• **Directions**: Can you repeat every row below word for word, with nothing changed?

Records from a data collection
********
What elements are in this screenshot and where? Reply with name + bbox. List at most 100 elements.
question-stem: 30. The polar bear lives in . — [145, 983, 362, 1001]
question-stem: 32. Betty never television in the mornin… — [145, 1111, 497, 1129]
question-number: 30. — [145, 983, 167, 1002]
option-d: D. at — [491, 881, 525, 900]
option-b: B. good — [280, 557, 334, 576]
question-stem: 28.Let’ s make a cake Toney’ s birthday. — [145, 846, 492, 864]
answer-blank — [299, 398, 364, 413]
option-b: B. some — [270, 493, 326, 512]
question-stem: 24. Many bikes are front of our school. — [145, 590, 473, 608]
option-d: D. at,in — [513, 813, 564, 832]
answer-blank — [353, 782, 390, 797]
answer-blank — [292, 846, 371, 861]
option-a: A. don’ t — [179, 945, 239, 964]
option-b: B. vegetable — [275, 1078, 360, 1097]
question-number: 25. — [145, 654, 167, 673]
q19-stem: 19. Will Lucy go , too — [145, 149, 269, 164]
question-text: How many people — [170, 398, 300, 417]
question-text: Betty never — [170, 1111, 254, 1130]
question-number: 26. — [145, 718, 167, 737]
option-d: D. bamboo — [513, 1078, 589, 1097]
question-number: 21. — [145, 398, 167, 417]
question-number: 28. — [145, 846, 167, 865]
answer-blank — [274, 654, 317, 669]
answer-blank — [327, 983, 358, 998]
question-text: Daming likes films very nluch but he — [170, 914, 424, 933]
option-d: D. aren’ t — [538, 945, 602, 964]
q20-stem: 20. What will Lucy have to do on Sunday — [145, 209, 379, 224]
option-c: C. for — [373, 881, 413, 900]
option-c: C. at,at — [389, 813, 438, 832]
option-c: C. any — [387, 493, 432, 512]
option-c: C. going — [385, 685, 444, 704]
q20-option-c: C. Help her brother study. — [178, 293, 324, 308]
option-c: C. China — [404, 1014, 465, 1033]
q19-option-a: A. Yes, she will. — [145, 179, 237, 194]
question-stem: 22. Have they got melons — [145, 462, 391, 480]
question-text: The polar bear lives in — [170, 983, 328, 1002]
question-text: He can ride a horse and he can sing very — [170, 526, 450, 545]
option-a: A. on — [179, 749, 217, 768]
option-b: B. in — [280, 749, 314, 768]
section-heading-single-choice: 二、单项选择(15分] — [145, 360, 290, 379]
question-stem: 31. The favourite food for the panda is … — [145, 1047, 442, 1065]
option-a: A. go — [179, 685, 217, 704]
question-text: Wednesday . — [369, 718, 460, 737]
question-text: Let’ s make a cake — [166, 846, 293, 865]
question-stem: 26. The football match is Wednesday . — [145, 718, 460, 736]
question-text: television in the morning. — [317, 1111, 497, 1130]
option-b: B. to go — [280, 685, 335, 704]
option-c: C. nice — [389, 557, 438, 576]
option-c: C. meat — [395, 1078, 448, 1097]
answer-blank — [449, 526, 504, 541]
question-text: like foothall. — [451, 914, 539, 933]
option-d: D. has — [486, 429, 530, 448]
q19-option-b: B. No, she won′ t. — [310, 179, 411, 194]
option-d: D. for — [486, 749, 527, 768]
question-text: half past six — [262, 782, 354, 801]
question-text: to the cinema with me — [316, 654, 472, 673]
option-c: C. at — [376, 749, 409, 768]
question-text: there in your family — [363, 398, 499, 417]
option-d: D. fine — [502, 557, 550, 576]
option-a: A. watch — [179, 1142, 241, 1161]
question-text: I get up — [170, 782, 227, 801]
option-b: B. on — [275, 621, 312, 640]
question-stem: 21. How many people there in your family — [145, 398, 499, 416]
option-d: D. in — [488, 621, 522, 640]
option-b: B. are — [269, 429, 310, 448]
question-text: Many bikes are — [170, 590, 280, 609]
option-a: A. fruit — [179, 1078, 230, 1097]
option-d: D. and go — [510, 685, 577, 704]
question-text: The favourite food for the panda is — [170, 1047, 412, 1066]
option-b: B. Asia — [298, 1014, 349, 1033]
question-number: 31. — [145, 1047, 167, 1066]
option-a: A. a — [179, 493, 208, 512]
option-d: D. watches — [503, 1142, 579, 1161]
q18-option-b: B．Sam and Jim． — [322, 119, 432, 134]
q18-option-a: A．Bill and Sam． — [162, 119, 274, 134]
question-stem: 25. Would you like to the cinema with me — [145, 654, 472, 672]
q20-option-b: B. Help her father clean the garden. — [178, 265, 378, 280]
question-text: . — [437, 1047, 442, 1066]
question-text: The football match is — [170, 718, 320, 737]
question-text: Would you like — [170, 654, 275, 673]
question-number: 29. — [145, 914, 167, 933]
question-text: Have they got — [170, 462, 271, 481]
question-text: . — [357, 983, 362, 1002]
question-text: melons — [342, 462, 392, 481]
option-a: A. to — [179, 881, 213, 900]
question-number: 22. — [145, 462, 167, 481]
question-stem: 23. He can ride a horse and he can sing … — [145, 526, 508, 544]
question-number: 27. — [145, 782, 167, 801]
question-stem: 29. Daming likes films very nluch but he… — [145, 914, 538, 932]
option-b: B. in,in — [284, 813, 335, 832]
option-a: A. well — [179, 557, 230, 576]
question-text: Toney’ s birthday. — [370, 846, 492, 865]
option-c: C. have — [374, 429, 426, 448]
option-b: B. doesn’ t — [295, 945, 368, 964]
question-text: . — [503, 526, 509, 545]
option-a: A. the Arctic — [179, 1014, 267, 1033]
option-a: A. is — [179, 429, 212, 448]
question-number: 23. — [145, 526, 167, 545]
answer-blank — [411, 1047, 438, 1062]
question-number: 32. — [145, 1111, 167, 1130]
********
• **Solution to this exercise**:
What elements are in this screenshot and where? Reply with name + bbox. List at most 100 elements.
question-stem: 30. The polar bear lives in . — [145, 983, 362, 1001]
question-stem: 32. Betty never television in the mornin… — [145, 1111, 497, 1129]
question-number: 30. — [145, 983, 167, 1002]
option-d: D. at — [491, 881, 525, 900]
option-b: B. good — [280, 557, 334, 576]
question-stem: 28.Let’ s make a cake Toney’ s birthday. — [145, 846, 492, 864]
answer-blank — [299, 398, 364, 413]
option-b: B. some — [270, 493, 326, 512]
question-stem: 24. Many bikes are front of our school. — [145, 590, 473, 608]
option-d: D. at,in — [513, 813, 564, 832]
answer-blank — [353, 782, 390, 797]
answer-blank — [292, 846, 371, 861]
option-a: A. don’ t — [179, 945, 239, 964]
option-b: B. vegetable — [275, 1078, 360, 1097]
question-number: 25. — [145, 654, 167, 673]
q19-stem: 19. Will Lucy go , too — [145, 149, 269, 164]
question-text: How many people — [170, 398, 300, 417]
question-text: Betty never — [170, 1111, 254, 1130]
question-number: 26. — [145, 718, 167, 737]
option-d: D. bamboo — [513, 1078, 589, 1097]
question-number: 21. — [145, 398, 167, 417]
question-number: 28. — [145, 846, 167, 865]
answer-blank — [274, 654, 317, 669]
answer-blank — [327, 983, 358, 998]
question-text: Daming likes films very nluch but he — [170, 914, 424, 933]
option-d: D. aren’ t — [538, 945, 602, 964]
q20-stem: 20. What will Lucy have to do on Sunday — [145, 209, 379, 224]
option-c: C. for — [373, 881, 413, 900]
option-c: C. at,at — [389, 813, 438, 832]
option-c: C. any — [387, 493, 432, 512]
option-c: C. going — [385, 685, 444, 704]
q20-option-c: C. Help her brother study. — [178, 293, 324, 308]
option-c: C. China — [404, 1014, 465, 1033]
q19-option-a: A. Yes, she will. — [145, 179, 237, 194]
question-stem: 22. Have they got melons — [145, 462, 391, 480]
question-text: The polar bear lives in — [170, 983, 328, 1002]
question-text: He can ride a horse and he can sing very — [170, 526, 450, 545]
option-a: A. on — [179, 749, 217, 768]
option-b: B. in — [280, 749, 314, 768]
section-heading-single-choice: 二、单项选择(15分] — [145, 360, 290, 379]
question-stem: 31. The favourite food for the panda is … — [145, 1047, 442, 1065]
option-a: A. go — [179, 685, 217, 704]
question-text: Wednesday . — [369, 718, 460, 737]
question-text: Let’ s make a cake — [166, 846, 293, 865]
question-stem: 26. The football match is Wednesday . — [145, 718, 460, 736]
question-text: television in the morning. — [317, 1111, 497, 1130]
option-b: B. to go — [280, 685, 335, 704]
option-c: C. nice — [389, 557, 438, 576]
option-c: C. meat — [395, 1078, 448, 1097]
answer-blank — [449, 526, 504, 541]
question-text: like foothall. — [451, 914, 539, 933]
option-d: D. has — [486, 429, 530, 448]
q19-option-b: B. No, she won′ t. — [310, 179, 411, 194]
option-d: D. for — [486, 749, 527, 768]
question-text: half past six — [262, 782, 354, 801]
question-text: to the cinema with me — [316, 654, 472, 673]
option-c: C. at — [376, 749, 409, 768]
question-text: there in your family — [363, 398, 499, 417]
option-d: D. fine — [502, 557, 550, 576]
option-a: A. watch — [179, 1142, 241, 1161]
question-text: I get up — [170, 782, 227, 801]
option-b: B. on — [275, 621, 312, 640]
question-stem: 21. How many people there in your family — [145, 398, 499, 416]
option-d: D. in — [488, 621, 522, 640]
option-b: B. are — [269, 429, 310, 448]
question-text: Many bikes are — [170, 590, 280, 609]
option-a: A. fruit — [179, 1078, 230, 1097]
option-d: D. and go — [510, 685, 577, 704]
question-text: The favourite food for the panda is — [170, 1047, 412, 1066]
option-b: B. Asia — [298, 1014, 349, 1033]
question-number: 31. — [145, 1047, 167, 1066]
option-a: A. a — [179, 493, 208, 512]
option-d: D. watches — [503, 1142, 579, 1161]
q18-option-b: B．Sam and Jim． — [322, 119, 432, 134]
q18-option-a: A．Bill and Sam． — [162, 119, 274, 134]
question-stem: 25. Would you like to the cinema with me — [145, 654, 472, 672]
q20-option-b: B. Help her father clean the garden. — [178, 265, 378, 280]
question-text: . — [437, 1047, 442, 1066]
question-text: The football match is — [170, 718, 320, 737]
question-text: Would you like — [170, 654, 275, 673]
question-number: 29. — [145, 914, 167, 933]
question-text: Have they got — [170, 462, 271, 481]
question-text: . — [357, 983, 362, 1002]
question-text: melons — [342, 462, 392, 481]
option-a: A. to — [179, 881, 213, 900]
question-number: 22. — [145, 462, 167, 481]
question-stem: 23. He can ride a horse and he can sing … — [145, 526, 508, 544]
question-number: 27. — [145, 782, 167, 801]
question-stem: 29. Daming likes films very nluch but he… — [145, 914, 538, 932]
option-b: B. in,in — [284, 813, 335, 832]
option-a: A. well — [179, 557, 230, 576]
question-text: Toney’ s birthday. — [370, 846, 492, 865]
option-c: C. have — [374, 429, 426, 448]
option-b: B. doesn’ t — [295, 945, 368, 964]
question-text: . — [503, 526, 509, 545]
option-a: A. the Arctic — [179, 1014, 267, 1033]
option-a: A. is — [179, 429, 212, 448]
question-number: 23. — [145, 526, 167, 545]
answer-blank — [411, 1047, 438, 1062]
question-number: 32. — [145, 1111, 167, 1130]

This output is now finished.